Es cierto que también somos capaces de aguantar ficciones de inicio más pausado, que construyen su devenir con el paso de los capítulos (así sería con las aclamadas Treme o Boardwalk Empire), ¿pero cómo podemos resistirnos a los misterios que anunciaba una serie como Lost? Y es que nos hemos vuelto unos sibaritas, nuevos ricos asentados sobre una renovada industria que se precia de ofrecer todo lo que el cine ya no es capaz, supuestamente, de ofrecer. Como nuevos ricos nos hemos olvidado, un poquito ni que sea, de cómo era esa televisión de los setenta y ochenta, que nos gustaba, es más, que nos entusiasmaba a pesar de su calidad desigual y nos pegaba al televisor para ver nuestra ración semanal de Espacio 1999, Starksy y Hutch, Misión Imposible, Camino del infierno o Canción triste de Hill Street. Series en las que no buscábamos verdades últimas ni comentarios a pie de página sobre la maltrecha economía estadounidense. Series de reestreno, de reposición, de programa doble si se quiere acudir al símil cinematográfico, que curiosamente no completaban la velada de una serie mayor, porque no las había. Seguramente es ahora, con una perspectiva algo más amplia de los vaivenes experimentados por el medio televisivo cuando podemos examinar algunas de sus etapas e intentar comprender los diferentes mitos sobre los que estamos construyendo el análisis de la televisión actual.
La televisión en directo
Hubo un tiempo en que la televisión era única y exclusivamente en directo. Un tiempo, digamos que edénico, en el que los dramáticos en televisión se interpretaban, realizaban, montaban y emitían en riguroso directo. Las cadenas de televisión que se encontraban en Nueva York contrataban talento para atraer espectadores a través de temas sociales candentes, historias al límite y polémicas varias. Allí quedarían a manera de ejemplarizante recordatorio desde la pareja alcohólica de Días de vino y rosas (emitida en Playhouse 90 en 1958), hasta aquel joven anodino, desclasado y perdedor llamado Marty (emitida en The Goodyear Television Playhouse en 1953). Si entonces la televisión se mostró atrevida y directa en su forma y en su fondo, es porque en realidad no podía ser otra cosa[i].

Si el mito del Hollywood liberal ha quedado instalado como tópico en numerosas historias del cine, haríamos bien en no olvidar que la televisión de mediados de los cincuenta que se hacía en la ciudad de los rascacielos estaba comandada por auténticos liberales como Sidney Lumet, John Frankenheimer, John Cassavetes, Arthur Penn o Delbert Mann. Gente que abandonó la televisión cuando ésta ya no podía ofrecerles lo que necesitaban y que se incorporaron al Hollywood de finales de los cincuenta para desarrollar en muchos casos irrepetibles carreras llenas de títulos polémicos, duros y exigentes para con el espectador y poco dados a comercialismos facilones. Excelentes narradores, productores eficaces que habían aprendido a trabajar en condiciones extremas (en la pequeña pantalla, el tiempo y el dinero siempre escasean), y que, en definitiva, le habían hablado de tú a tú a millones de espectadores logrando que éstos se interesaran por sus historias cuando los televisores apenas eran mucho más grandes que un sello de correos (Lumet dixit). Esta primera Edad Dorada de la Televisión (1948-1956) acostumbró al público a sentarse cómodamente en los salones de sus casas y a vivir la experiencia televisiva como una mezcla de concursos, programas cómicos y ficciones al por mayor[ii]. Y a todos nos gusta pensar en esta etapa como en una edad dorada, así que la cuestión sería indagar hasta qué punto esa imagen es producto de un amplio proceso de mitificación que ha querido ver en el origen del medio la semilla de sus renaceres creativos.

--- DATOS EXTRAÍDOS ---
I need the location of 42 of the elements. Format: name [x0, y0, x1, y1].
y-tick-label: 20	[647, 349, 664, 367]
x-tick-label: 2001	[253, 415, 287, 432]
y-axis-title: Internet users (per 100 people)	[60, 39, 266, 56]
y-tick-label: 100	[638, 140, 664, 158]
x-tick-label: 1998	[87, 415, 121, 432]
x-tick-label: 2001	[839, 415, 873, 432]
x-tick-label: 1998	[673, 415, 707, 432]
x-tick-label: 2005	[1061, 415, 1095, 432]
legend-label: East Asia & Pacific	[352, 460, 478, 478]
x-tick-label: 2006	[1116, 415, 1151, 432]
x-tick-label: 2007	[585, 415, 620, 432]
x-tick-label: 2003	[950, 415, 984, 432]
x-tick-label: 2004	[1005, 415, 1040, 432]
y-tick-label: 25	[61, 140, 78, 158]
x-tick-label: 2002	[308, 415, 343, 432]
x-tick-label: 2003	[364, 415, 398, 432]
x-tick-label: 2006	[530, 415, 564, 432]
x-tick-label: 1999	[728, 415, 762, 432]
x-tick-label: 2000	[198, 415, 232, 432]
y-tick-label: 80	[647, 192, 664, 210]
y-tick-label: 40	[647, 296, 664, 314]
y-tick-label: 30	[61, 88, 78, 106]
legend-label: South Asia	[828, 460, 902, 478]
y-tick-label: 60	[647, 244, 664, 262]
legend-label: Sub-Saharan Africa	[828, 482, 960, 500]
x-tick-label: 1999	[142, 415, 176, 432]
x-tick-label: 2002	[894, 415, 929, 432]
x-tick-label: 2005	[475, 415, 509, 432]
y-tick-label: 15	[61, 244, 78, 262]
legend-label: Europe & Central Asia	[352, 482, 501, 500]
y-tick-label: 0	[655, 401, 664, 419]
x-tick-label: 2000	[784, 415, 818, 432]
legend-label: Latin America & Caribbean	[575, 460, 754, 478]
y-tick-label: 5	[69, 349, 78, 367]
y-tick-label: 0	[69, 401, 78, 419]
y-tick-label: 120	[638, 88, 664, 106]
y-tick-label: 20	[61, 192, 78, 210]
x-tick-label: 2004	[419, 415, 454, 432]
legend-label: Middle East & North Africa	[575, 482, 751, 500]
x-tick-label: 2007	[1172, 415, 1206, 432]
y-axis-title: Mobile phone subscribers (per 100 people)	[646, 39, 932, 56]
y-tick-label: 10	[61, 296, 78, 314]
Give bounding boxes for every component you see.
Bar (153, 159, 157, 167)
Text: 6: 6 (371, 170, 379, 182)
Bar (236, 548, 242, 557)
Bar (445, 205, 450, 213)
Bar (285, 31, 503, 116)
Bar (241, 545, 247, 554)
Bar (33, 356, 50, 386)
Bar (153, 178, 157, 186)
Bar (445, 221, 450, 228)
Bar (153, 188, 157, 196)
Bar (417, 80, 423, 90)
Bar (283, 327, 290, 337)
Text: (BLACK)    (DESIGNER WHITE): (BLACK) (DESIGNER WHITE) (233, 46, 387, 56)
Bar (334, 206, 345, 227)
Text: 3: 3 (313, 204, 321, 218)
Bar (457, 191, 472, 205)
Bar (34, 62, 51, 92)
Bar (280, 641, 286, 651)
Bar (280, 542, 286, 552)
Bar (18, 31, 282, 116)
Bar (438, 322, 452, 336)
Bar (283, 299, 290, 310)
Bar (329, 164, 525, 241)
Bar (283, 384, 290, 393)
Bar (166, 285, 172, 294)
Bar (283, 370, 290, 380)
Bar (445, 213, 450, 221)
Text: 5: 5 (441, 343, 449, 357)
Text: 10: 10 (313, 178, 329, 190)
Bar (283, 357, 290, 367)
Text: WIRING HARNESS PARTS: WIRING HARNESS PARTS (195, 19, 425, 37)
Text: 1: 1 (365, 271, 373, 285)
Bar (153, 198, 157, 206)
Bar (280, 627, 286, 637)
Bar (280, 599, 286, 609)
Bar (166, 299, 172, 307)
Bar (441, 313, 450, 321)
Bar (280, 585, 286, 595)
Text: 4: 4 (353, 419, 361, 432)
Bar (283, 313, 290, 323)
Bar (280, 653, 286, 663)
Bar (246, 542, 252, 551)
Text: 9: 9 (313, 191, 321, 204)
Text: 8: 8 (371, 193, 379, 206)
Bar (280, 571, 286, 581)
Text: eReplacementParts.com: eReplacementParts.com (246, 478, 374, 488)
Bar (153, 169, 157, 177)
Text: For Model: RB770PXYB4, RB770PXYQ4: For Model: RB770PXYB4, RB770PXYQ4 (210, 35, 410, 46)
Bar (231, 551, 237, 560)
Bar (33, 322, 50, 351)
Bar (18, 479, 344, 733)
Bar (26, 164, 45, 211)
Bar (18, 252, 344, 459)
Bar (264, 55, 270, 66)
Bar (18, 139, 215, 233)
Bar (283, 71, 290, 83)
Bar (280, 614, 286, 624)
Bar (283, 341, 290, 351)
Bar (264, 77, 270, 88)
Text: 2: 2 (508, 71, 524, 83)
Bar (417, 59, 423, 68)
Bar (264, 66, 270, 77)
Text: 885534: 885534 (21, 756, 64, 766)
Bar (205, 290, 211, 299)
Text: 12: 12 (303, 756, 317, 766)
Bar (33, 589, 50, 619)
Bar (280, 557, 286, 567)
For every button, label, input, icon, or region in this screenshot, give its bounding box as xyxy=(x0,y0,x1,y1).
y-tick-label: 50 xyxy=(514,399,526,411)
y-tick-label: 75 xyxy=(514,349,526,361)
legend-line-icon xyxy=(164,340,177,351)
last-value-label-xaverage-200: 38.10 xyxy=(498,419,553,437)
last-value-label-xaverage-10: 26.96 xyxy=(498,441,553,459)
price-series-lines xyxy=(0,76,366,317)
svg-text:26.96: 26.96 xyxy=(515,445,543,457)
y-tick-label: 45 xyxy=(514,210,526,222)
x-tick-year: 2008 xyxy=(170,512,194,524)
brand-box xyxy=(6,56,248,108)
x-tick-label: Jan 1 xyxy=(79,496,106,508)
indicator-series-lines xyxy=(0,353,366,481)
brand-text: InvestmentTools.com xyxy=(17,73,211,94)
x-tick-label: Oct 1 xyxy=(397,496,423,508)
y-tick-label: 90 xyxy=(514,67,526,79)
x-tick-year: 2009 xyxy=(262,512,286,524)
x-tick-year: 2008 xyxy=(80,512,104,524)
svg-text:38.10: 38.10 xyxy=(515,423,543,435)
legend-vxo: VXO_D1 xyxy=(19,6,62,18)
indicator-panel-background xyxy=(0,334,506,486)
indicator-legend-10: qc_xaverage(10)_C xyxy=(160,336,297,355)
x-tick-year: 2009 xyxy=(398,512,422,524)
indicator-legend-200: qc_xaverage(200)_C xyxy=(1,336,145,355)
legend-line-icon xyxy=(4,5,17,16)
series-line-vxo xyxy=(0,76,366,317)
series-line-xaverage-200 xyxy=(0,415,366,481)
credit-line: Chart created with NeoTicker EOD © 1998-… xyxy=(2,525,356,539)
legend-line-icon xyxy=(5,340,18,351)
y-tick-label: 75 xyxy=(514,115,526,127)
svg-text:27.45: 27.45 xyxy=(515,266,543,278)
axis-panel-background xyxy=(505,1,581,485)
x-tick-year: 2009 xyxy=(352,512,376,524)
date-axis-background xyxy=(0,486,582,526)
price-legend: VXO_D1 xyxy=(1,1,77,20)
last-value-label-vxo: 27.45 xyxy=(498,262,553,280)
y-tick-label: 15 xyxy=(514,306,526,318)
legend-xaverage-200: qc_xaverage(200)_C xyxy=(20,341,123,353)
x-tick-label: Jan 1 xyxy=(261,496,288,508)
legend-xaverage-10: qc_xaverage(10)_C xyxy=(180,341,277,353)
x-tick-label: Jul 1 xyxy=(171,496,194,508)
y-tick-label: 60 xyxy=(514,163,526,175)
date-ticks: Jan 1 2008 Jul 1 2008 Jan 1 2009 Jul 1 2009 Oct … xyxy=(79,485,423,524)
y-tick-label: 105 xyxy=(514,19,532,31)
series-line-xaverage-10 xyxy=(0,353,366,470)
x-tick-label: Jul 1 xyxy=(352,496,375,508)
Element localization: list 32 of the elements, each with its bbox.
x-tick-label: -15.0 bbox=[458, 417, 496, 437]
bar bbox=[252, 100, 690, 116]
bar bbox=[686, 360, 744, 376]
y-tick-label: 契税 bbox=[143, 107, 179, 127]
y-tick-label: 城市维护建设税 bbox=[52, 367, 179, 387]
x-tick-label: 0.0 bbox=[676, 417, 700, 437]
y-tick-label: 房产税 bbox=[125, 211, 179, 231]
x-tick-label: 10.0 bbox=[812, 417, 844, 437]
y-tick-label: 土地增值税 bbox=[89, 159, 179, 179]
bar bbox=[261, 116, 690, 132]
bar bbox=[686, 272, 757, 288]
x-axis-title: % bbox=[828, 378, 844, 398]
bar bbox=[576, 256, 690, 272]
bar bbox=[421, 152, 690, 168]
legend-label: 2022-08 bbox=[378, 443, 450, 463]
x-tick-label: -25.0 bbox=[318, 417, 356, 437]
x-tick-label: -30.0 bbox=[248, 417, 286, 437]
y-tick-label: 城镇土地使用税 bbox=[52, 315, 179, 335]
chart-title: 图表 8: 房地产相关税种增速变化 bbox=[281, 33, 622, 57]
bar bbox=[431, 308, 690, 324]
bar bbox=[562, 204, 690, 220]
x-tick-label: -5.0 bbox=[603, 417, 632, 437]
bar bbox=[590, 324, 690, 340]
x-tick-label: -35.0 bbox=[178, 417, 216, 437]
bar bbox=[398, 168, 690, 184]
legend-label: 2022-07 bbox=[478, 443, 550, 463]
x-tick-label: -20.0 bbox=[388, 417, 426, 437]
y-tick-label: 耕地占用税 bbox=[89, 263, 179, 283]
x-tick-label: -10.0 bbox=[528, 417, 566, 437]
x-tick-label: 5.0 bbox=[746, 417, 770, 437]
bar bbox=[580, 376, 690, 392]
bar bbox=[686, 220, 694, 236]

--- INSTRUCCIÓN DADA A ---
Enumera a las personas que el texto sobre la televisión presenta como los liberales que comandaban la televisión neoyorquina de mediados de los cincuenta.
--- INSTRUCCIÓN DADA B ---
Devuelve el fragmento del texto sobre la televisión que va desde "La televisión en" hasta "ser otra cosa[i].", ambos incluidos.

--- RESPUESTA A ---
Sidney Lumet, John Frankenheimer, John Cassavetes, Arthur Penn y Delbert Mann.

--- RESPUESTA B ---
La televisión en directo
Hubo un tiempo en que la televisión era única y exclusivamente en directo. Un tiempo, digamos que edénico, en el que los dramáticos en televisión se interpretaban, realizaban, montaban y emitían en riguroso directo. Las cadenas de televisión que se encontraban en Nueva York contrataban talento para atraer espectadores a través de temas sociales candentes, historias al límite y polémicas varias. Allí quedarían a manera de ejemplarizante recordatorio desde la pareja alcohólica de Días de vino y rosas (emitida en Playhouse 90 en 1958), hasta aquel joven anodino, desclasado y perdedor llamado Marty (emitida en The Goodyear Television Playhouse en 1953). Si entonces la televisión se mostró atrevida y directa en su forma y en su fondo, es porque en realidad no podía ser otra cosa[i].